**What you are asked to do:** Wherever the word "label" appears in a line, extract that line.

**Exercise material:**
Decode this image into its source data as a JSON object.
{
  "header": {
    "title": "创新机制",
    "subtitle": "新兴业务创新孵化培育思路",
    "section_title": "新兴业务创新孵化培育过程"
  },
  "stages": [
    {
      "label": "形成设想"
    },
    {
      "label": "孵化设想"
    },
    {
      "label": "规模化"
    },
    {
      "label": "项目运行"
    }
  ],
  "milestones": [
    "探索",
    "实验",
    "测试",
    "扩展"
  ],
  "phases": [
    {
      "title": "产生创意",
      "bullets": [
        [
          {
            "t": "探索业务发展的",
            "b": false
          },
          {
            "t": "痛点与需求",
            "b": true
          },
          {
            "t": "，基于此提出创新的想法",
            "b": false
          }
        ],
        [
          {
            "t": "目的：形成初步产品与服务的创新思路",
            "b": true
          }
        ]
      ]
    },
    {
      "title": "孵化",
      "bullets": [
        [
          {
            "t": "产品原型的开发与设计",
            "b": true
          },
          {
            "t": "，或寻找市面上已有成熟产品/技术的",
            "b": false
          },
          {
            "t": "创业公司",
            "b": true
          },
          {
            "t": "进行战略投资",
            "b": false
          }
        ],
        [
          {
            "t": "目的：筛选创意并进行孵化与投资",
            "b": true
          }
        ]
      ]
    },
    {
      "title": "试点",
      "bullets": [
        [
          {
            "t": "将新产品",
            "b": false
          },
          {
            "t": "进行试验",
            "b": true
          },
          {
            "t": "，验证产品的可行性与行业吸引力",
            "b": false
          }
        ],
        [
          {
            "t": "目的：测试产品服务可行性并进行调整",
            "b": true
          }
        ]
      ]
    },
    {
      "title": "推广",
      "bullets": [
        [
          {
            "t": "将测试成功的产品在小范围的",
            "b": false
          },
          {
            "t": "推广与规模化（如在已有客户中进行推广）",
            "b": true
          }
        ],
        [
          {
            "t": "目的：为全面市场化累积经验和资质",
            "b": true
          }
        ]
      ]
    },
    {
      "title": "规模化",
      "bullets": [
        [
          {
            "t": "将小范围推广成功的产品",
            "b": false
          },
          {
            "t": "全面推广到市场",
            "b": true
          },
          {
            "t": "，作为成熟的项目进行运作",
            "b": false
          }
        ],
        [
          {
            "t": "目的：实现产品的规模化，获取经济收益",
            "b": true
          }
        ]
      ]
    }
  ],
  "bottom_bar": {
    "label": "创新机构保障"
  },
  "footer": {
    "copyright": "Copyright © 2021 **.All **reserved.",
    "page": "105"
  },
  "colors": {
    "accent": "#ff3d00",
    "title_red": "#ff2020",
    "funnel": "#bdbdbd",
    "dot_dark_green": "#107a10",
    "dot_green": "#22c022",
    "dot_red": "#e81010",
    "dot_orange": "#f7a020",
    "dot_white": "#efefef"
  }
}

**Expected answer:**
      "label": "形成设想"
      "label": "孵化设想"
      "label": "规模化"
      "label": "项目运行"
    "label": "创新机构保障"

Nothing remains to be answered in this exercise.